— GIVEN PROBLEM —
Write out each line from the data below that includes the word "heading".

* BEGIN INPUT ROWS *

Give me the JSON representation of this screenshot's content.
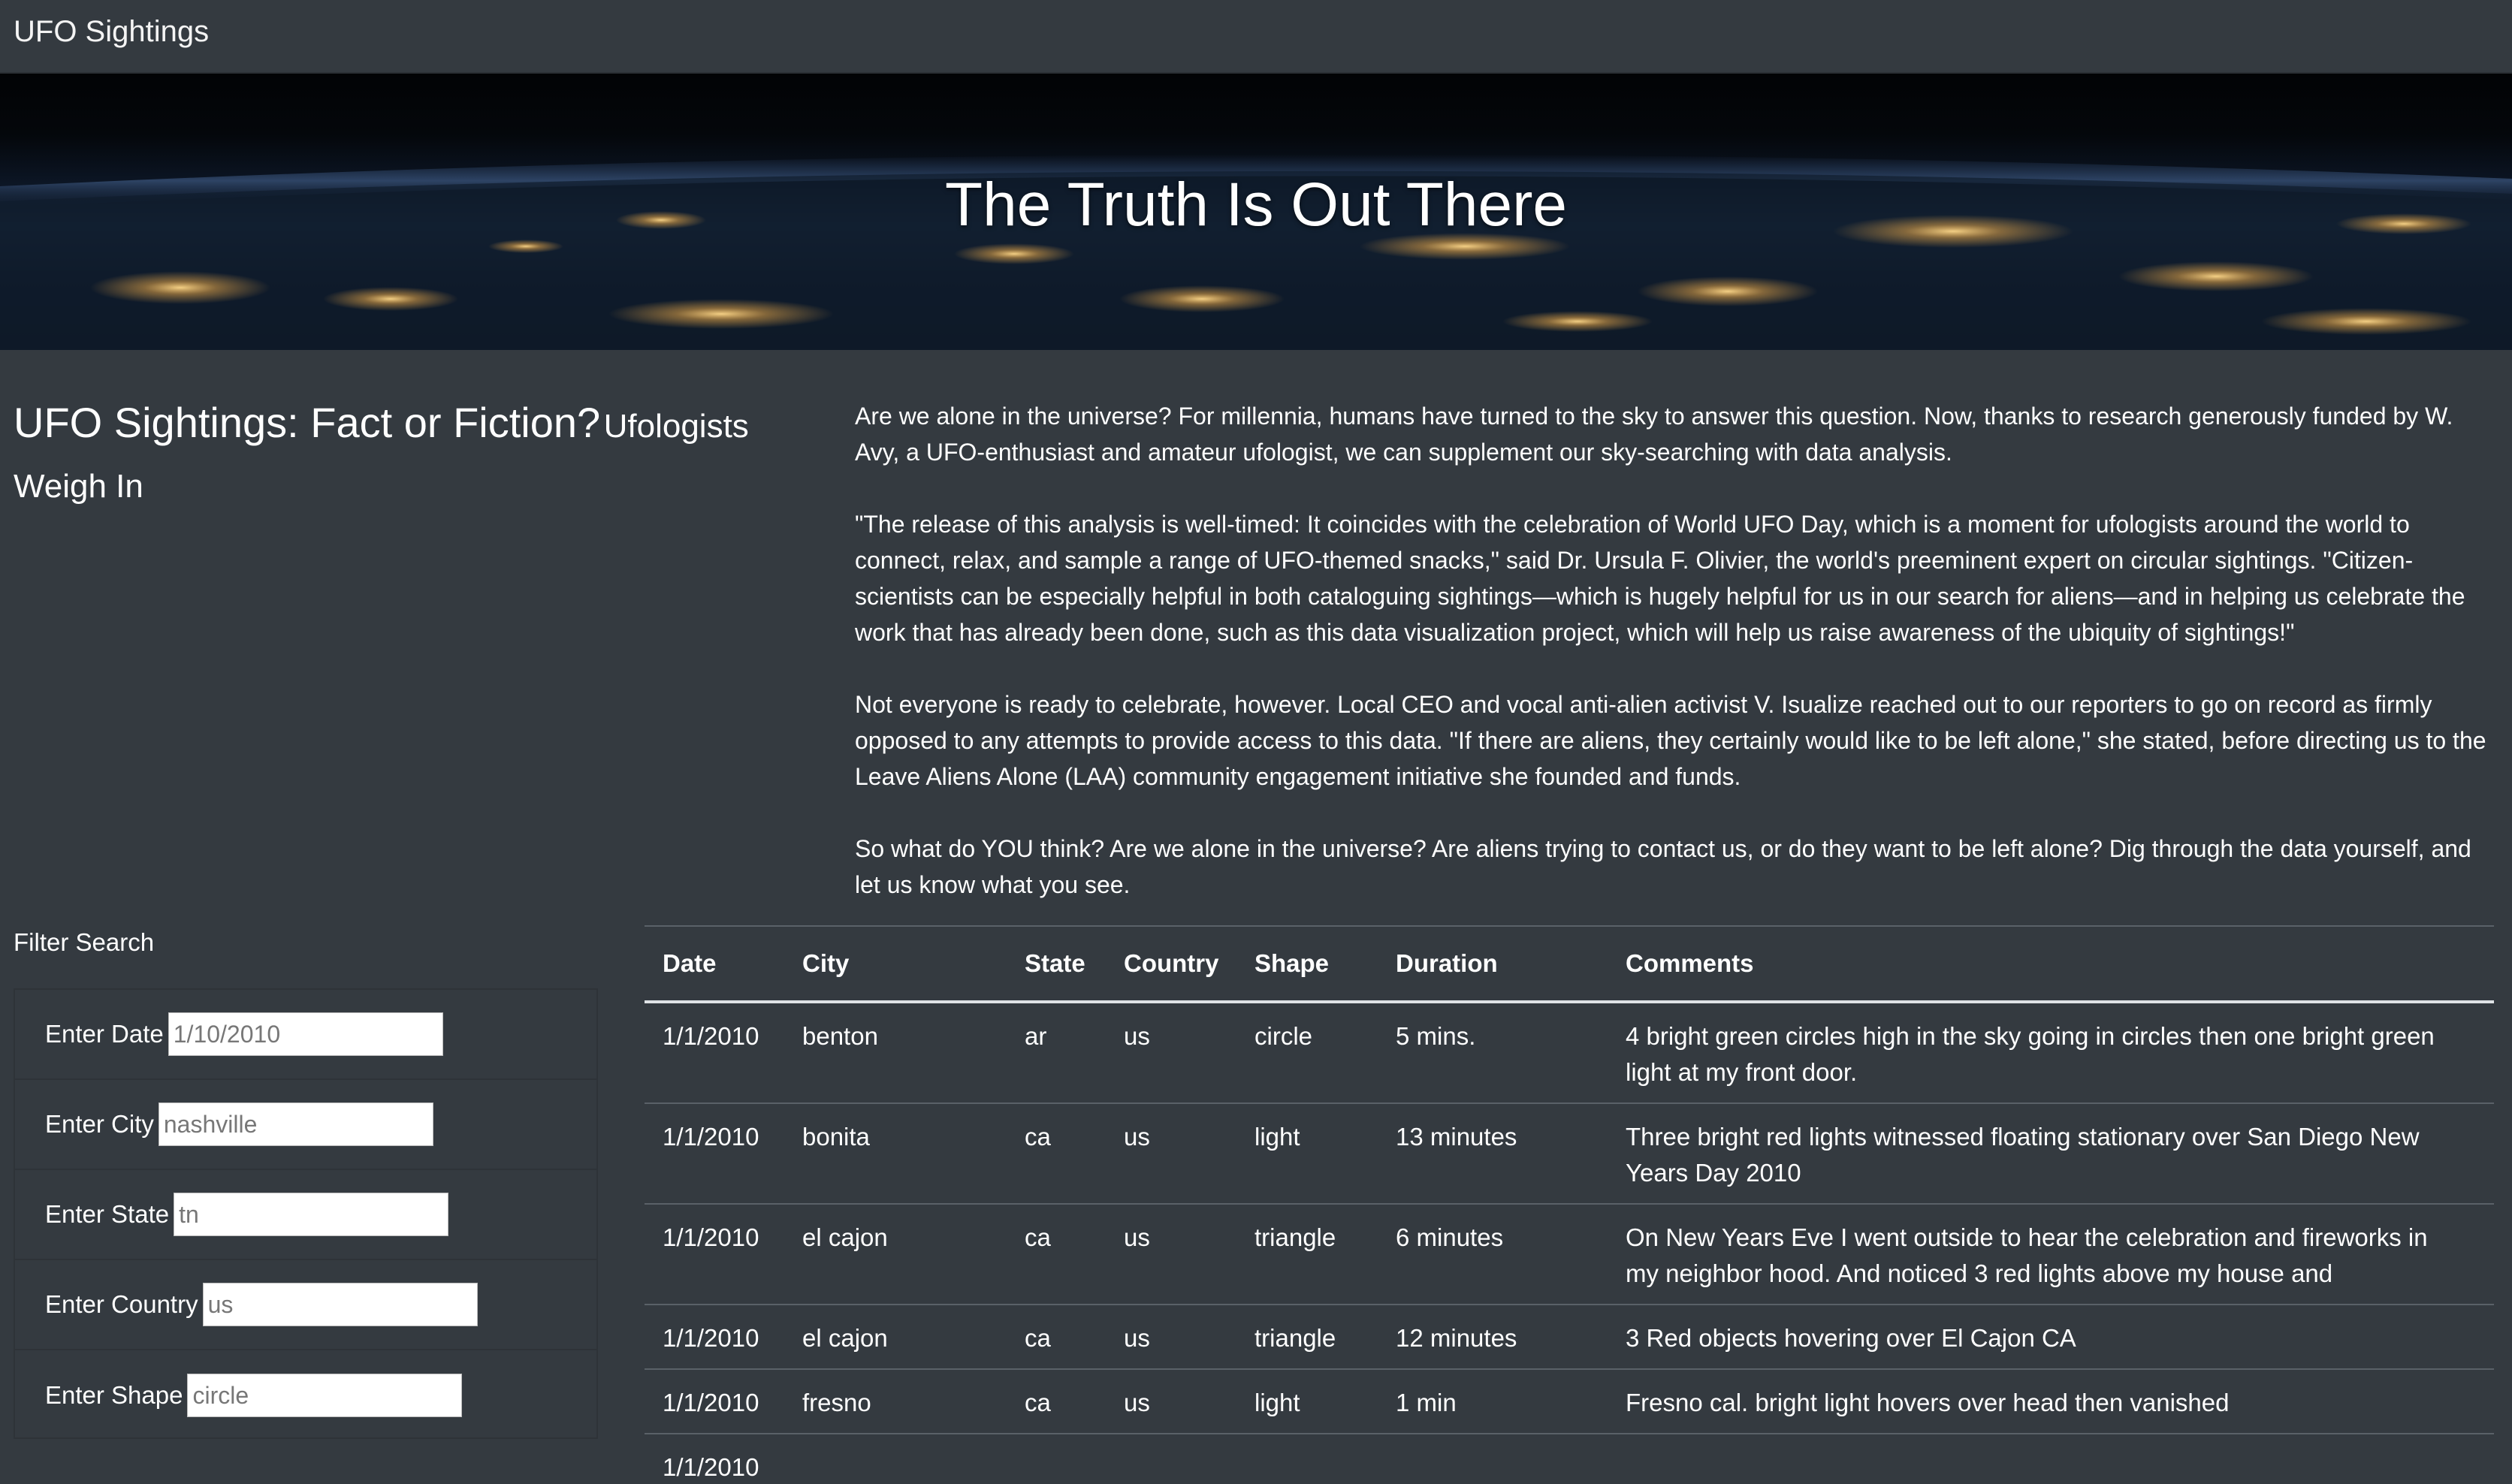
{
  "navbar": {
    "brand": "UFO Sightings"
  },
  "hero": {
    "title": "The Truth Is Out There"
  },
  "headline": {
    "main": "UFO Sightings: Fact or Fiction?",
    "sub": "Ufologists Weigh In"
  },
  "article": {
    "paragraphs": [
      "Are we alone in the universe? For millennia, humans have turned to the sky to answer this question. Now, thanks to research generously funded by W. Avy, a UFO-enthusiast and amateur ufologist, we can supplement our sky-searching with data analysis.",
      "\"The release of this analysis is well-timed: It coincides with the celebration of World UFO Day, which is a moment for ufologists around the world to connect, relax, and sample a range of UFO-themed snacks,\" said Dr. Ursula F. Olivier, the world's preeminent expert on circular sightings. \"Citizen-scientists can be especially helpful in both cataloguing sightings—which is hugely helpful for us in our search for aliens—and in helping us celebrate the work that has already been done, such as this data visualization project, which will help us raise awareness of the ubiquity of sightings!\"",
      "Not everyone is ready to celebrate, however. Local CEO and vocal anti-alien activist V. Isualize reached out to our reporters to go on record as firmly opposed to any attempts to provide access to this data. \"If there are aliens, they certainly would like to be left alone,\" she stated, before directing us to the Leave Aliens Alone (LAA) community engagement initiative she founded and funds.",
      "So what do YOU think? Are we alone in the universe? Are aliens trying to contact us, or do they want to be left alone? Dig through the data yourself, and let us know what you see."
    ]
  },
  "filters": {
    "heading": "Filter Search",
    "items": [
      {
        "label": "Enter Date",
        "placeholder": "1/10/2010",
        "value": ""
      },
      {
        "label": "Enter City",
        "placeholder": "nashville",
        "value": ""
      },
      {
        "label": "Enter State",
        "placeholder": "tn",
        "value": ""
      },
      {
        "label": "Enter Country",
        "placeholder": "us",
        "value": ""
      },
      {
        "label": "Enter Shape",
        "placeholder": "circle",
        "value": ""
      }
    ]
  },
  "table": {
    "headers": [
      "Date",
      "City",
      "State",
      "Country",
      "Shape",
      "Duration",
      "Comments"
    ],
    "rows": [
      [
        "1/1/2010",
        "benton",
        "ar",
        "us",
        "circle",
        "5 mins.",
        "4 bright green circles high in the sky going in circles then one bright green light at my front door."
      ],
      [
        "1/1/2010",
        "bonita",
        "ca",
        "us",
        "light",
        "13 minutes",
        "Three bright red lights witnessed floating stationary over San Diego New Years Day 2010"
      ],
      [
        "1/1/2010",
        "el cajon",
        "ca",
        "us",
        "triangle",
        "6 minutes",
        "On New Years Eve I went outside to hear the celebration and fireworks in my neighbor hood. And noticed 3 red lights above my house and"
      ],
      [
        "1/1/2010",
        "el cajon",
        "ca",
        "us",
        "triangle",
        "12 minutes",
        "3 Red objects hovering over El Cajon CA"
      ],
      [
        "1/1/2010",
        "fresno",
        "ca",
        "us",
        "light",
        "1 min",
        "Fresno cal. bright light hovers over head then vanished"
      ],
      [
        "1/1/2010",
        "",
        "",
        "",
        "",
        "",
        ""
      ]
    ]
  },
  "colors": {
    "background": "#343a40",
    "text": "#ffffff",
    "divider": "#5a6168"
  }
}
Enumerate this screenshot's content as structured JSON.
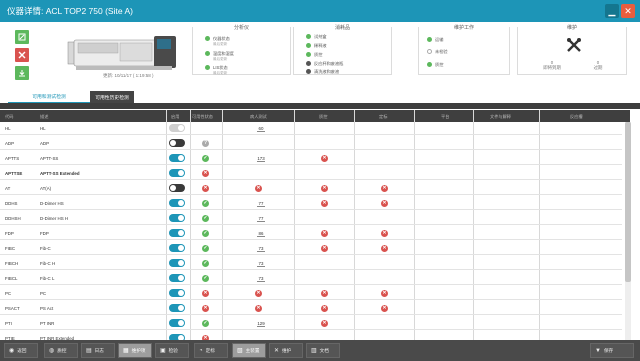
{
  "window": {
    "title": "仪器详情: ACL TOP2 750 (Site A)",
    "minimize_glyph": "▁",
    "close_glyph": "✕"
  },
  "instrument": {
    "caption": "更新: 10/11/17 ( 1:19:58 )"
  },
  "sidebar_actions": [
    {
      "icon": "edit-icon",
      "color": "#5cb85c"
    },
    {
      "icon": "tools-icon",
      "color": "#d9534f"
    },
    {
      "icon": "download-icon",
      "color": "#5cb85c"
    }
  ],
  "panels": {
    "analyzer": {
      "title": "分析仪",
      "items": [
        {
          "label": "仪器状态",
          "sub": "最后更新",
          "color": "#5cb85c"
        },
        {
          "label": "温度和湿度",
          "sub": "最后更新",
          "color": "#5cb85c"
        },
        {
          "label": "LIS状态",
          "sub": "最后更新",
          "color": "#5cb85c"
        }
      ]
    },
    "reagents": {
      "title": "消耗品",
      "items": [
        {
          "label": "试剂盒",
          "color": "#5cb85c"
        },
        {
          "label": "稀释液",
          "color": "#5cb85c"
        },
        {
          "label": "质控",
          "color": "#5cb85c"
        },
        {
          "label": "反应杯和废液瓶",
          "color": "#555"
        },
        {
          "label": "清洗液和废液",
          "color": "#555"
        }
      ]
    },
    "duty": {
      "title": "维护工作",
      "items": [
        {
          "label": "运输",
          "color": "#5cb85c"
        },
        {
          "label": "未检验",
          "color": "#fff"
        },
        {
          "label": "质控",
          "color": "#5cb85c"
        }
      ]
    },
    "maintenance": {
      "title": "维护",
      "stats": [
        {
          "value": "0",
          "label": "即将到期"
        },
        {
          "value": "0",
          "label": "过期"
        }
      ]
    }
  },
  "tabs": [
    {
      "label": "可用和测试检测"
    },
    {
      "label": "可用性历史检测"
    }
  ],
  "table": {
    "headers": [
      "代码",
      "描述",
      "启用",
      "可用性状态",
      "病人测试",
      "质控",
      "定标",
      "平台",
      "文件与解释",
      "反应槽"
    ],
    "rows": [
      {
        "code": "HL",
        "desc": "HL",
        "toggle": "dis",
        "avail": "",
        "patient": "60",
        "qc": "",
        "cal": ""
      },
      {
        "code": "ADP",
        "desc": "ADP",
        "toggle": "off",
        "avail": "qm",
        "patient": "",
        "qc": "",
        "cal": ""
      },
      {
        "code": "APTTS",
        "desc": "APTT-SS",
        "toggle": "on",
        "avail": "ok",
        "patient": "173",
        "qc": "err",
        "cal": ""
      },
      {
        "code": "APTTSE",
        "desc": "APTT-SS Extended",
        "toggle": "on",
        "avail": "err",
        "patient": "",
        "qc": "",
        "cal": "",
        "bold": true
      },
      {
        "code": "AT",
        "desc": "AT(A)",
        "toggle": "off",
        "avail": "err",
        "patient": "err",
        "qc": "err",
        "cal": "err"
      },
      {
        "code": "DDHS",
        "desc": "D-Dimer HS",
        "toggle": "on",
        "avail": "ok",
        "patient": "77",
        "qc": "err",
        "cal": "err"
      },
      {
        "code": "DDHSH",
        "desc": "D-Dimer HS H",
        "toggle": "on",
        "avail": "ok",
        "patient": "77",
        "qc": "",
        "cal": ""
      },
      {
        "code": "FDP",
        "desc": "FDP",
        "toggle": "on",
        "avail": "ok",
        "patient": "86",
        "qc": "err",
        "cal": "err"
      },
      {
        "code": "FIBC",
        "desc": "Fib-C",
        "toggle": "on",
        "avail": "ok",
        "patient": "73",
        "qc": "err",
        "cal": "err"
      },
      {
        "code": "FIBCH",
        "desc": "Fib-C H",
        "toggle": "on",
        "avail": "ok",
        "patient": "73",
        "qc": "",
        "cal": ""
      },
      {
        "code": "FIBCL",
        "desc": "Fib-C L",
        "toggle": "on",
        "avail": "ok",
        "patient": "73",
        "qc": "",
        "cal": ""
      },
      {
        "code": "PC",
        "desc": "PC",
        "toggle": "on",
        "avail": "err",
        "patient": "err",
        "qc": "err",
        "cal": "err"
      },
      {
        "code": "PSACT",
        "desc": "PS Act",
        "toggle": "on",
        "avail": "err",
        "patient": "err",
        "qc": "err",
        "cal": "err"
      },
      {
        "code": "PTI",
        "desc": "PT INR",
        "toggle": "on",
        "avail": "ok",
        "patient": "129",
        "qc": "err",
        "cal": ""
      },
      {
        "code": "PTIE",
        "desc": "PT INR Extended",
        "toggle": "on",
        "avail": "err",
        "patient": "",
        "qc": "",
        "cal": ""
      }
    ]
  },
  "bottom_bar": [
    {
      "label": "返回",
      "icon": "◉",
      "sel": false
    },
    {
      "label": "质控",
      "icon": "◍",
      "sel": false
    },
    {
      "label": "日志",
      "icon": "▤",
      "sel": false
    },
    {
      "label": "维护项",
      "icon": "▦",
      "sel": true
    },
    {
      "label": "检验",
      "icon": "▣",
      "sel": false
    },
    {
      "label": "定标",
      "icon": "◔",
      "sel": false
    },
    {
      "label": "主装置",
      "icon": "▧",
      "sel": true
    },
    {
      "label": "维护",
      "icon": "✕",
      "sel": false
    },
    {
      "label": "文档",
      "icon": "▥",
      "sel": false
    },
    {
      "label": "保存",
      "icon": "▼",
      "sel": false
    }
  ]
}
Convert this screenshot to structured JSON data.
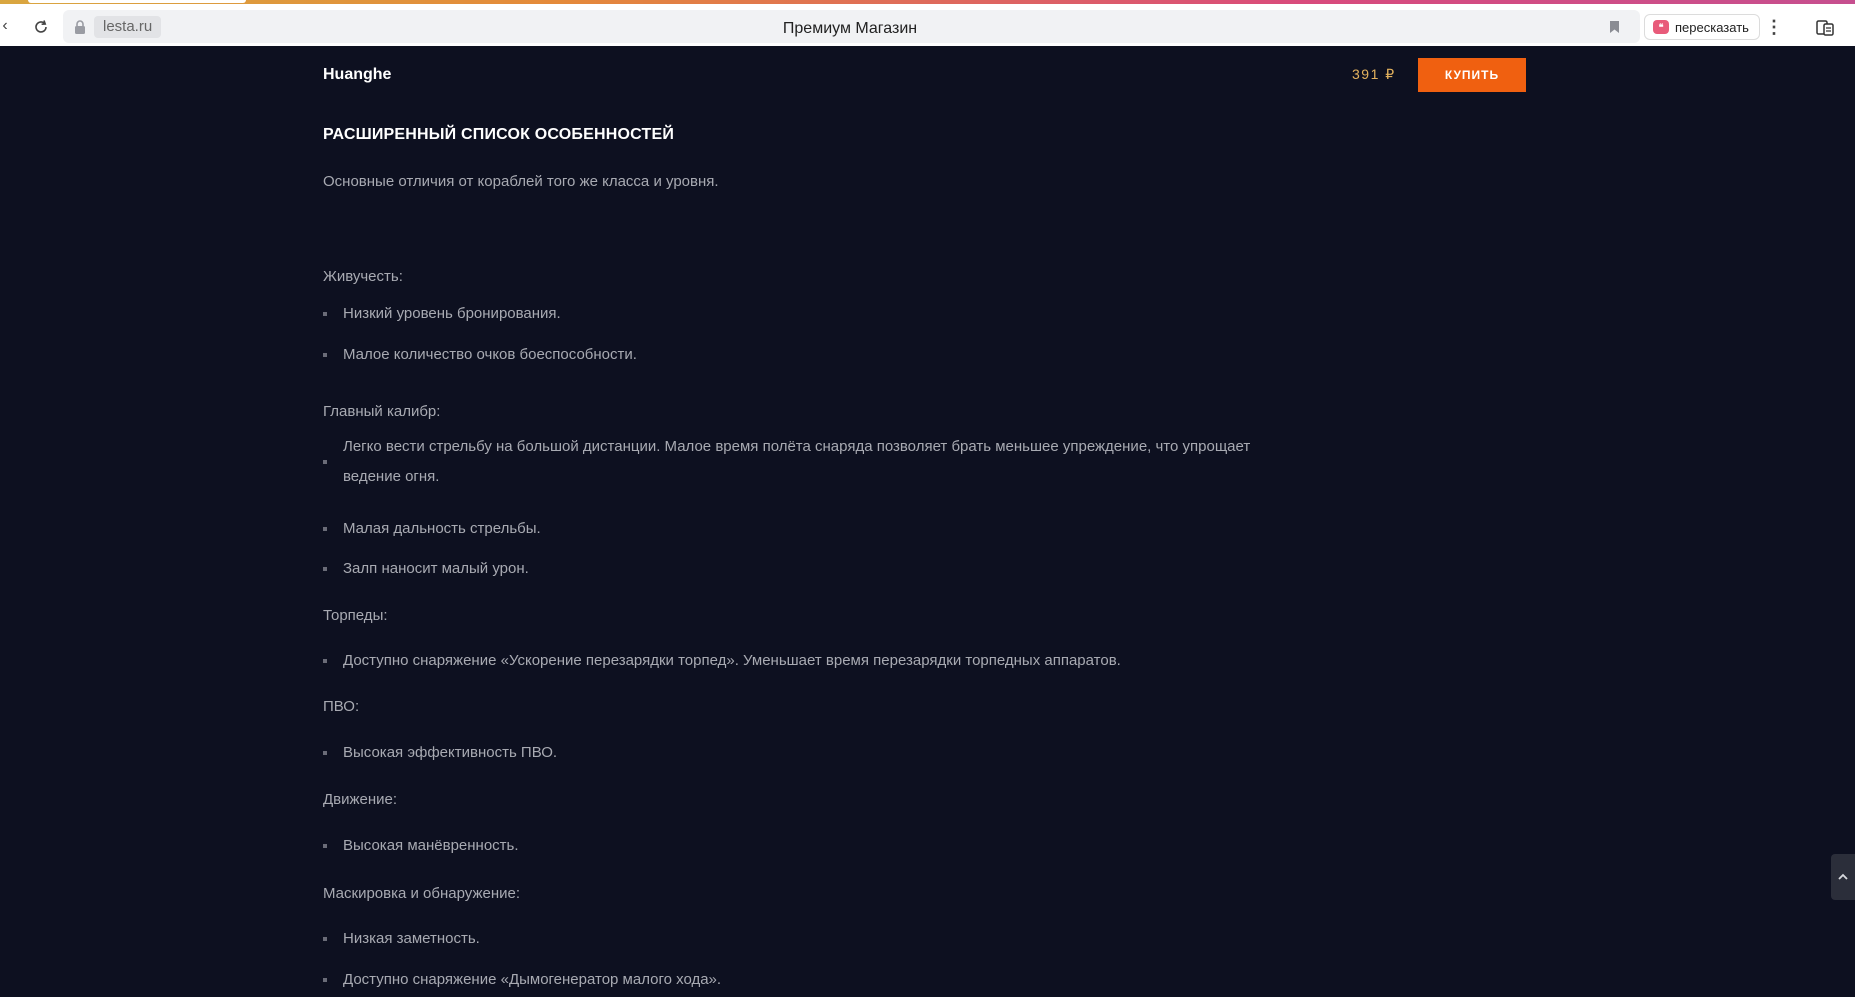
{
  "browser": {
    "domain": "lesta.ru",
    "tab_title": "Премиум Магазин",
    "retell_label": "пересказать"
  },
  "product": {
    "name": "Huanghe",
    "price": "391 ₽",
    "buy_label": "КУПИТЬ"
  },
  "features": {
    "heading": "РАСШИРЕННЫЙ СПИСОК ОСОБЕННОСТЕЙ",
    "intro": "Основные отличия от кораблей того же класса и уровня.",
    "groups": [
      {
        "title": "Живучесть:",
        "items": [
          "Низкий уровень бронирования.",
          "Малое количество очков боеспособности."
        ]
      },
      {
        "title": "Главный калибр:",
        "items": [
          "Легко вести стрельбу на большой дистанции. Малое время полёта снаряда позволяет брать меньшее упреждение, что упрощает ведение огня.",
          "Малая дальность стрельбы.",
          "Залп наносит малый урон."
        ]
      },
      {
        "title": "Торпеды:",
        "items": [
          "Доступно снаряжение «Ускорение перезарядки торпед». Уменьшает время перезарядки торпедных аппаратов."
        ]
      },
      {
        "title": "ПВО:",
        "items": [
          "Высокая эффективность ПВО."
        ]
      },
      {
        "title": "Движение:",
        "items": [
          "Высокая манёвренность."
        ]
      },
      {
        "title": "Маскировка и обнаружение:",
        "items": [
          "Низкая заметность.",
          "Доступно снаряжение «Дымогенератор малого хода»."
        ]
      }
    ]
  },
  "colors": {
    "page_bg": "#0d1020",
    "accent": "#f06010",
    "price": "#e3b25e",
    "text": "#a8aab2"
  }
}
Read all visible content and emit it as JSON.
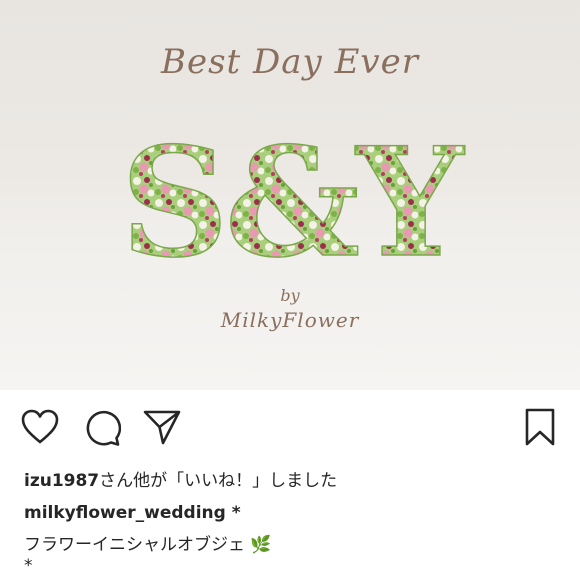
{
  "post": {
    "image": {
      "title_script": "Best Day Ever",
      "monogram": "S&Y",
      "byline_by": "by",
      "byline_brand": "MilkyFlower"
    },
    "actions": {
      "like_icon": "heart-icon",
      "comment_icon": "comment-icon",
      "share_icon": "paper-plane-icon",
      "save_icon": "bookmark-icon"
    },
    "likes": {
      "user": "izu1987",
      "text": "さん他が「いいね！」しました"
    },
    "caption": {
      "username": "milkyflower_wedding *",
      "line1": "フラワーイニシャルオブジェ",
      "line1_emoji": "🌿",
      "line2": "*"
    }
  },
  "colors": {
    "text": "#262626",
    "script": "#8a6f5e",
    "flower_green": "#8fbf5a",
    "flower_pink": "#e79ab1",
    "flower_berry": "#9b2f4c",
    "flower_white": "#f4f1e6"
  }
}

* END INPUT ROWS *

— TASK OUTPUT —
    "heading": "Filter Search",
    "heading": "РАСШИРЕННЫЙ СПИСОК ОСОБЕННОСТЕЙ",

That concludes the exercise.